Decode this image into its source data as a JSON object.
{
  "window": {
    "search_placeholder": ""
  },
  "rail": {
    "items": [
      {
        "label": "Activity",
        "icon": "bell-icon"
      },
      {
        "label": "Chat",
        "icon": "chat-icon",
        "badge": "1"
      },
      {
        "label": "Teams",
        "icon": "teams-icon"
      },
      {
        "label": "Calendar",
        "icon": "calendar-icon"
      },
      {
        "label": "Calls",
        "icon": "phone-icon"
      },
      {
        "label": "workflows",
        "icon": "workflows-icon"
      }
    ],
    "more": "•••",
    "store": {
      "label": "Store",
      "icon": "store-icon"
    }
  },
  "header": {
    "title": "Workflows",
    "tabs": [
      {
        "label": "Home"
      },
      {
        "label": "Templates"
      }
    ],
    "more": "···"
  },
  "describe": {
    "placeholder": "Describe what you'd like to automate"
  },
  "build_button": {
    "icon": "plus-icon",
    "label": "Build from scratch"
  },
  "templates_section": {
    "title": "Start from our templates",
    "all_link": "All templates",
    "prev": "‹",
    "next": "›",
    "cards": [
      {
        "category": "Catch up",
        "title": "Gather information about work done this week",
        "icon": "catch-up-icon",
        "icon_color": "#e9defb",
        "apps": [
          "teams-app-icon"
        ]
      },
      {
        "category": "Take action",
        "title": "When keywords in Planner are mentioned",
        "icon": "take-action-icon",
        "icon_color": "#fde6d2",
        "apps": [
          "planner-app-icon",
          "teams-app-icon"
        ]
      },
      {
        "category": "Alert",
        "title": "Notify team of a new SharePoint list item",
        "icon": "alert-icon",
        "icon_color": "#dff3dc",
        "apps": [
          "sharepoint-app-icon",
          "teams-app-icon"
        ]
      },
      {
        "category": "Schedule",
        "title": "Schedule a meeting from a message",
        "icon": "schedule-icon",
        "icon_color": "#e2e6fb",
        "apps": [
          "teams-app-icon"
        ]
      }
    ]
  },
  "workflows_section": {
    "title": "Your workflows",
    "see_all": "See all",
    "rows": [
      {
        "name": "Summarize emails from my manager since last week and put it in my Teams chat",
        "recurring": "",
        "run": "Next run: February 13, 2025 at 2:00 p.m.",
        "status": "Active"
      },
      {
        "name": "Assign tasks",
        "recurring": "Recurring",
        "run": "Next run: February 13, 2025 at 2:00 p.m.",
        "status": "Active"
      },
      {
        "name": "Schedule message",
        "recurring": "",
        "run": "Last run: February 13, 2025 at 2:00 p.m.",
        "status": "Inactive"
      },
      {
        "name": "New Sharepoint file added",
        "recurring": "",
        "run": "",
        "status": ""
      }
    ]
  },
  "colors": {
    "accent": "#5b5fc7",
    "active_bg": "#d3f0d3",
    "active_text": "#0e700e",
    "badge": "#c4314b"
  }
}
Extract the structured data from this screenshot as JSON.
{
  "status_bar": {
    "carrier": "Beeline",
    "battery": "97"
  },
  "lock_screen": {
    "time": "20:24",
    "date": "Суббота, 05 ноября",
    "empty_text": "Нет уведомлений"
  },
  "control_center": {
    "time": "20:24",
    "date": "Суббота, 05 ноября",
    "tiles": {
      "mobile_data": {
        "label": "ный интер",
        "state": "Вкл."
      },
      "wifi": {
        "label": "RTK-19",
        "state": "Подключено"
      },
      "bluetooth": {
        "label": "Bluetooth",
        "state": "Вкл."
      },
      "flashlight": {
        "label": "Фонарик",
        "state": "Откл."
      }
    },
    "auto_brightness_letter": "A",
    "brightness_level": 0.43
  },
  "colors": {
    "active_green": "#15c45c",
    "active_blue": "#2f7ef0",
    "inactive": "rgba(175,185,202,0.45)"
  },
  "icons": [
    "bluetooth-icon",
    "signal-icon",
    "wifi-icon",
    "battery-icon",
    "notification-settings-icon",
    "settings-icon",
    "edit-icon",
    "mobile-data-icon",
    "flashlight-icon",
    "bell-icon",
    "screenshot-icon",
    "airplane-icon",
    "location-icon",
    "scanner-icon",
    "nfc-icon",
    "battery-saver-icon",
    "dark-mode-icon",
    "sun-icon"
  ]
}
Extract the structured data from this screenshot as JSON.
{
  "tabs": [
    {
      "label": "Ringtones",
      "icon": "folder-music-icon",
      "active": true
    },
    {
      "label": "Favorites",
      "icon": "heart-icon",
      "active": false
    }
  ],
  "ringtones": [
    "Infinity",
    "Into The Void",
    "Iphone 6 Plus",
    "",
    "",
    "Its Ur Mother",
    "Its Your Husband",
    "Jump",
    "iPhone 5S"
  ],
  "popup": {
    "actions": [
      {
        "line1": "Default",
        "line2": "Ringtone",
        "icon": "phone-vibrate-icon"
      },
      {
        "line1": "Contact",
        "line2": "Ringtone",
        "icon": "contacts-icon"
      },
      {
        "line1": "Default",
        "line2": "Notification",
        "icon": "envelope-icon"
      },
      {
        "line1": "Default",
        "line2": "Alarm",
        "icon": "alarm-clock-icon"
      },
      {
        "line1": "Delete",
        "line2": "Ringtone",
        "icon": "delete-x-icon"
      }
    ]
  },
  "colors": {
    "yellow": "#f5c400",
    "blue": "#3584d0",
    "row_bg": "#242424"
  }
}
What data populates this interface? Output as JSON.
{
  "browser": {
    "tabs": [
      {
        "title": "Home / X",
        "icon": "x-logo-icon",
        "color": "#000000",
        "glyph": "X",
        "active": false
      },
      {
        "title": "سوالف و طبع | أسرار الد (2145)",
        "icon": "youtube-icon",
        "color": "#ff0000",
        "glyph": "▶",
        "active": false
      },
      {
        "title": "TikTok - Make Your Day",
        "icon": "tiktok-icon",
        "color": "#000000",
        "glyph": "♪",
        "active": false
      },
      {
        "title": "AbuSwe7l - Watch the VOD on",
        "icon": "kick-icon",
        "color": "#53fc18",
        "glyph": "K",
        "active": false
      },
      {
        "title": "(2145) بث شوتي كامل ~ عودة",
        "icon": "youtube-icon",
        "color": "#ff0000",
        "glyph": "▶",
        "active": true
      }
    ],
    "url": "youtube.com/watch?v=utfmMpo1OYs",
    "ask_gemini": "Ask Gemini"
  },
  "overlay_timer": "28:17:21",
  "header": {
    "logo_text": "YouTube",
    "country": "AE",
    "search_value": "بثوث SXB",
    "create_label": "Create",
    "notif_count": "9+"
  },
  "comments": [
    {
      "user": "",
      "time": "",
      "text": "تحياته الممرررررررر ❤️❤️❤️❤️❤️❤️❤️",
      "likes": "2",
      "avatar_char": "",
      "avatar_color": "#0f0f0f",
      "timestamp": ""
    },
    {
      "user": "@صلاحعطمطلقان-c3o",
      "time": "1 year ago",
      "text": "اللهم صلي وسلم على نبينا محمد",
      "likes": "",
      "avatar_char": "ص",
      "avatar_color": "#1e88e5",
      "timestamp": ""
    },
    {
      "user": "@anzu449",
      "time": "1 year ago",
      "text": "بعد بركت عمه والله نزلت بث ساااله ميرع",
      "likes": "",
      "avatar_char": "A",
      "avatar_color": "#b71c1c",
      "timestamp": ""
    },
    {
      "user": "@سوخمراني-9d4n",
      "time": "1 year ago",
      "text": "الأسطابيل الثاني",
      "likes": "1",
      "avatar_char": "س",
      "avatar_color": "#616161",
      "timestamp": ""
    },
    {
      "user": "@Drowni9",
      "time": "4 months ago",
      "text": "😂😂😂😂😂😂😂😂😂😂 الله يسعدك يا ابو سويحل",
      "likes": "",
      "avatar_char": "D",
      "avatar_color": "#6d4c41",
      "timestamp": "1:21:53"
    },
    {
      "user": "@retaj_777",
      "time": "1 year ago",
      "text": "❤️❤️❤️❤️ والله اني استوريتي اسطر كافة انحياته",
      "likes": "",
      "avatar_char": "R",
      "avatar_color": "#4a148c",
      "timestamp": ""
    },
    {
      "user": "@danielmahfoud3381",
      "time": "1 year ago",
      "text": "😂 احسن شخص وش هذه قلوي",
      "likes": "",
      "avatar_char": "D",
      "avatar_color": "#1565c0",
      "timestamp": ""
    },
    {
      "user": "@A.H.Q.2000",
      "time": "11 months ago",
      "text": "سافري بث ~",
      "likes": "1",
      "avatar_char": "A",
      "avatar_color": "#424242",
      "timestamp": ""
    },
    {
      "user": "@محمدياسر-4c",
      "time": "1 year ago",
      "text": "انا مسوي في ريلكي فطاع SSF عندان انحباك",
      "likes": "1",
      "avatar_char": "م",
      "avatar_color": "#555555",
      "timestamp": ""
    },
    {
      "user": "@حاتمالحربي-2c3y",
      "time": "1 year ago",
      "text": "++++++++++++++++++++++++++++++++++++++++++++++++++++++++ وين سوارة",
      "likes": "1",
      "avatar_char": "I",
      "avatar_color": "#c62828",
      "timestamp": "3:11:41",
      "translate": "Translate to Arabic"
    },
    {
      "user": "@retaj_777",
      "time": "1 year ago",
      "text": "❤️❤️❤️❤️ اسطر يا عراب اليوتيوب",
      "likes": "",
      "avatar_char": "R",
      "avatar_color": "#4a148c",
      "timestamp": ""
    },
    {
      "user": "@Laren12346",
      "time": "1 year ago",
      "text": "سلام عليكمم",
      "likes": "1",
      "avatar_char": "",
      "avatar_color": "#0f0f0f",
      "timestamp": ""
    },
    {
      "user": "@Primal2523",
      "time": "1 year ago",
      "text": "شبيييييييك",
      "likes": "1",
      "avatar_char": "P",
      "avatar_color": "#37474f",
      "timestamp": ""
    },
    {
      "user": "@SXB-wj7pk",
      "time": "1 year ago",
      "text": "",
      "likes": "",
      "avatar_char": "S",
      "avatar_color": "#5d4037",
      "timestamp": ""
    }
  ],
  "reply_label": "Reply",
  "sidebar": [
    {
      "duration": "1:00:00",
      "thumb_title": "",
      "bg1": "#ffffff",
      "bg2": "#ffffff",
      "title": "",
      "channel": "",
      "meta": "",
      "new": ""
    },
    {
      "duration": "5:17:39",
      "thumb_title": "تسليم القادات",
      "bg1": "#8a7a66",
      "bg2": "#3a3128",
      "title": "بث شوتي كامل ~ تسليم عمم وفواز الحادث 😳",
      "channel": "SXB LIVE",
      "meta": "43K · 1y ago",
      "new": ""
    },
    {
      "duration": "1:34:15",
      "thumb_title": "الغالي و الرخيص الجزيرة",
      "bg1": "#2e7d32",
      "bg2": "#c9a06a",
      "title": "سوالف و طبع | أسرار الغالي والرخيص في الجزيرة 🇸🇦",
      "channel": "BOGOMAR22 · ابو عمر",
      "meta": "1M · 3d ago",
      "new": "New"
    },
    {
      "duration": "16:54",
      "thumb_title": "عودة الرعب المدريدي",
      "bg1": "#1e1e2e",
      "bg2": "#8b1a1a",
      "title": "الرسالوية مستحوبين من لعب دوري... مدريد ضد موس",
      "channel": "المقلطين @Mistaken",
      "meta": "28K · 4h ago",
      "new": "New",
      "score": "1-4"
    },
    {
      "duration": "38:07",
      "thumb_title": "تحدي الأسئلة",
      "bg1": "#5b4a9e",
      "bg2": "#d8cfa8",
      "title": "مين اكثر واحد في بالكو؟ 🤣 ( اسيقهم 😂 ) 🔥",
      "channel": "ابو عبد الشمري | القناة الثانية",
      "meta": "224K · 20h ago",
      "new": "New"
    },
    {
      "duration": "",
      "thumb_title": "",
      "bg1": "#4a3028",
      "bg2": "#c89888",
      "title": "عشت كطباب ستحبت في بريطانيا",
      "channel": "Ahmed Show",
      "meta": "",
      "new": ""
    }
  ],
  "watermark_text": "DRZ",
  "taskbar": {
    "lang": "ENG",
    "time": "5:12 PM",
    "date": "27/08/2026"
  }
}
#####
Report how many lines above hold the string "from", giving nothing but the number.

▶ **Task response**: 6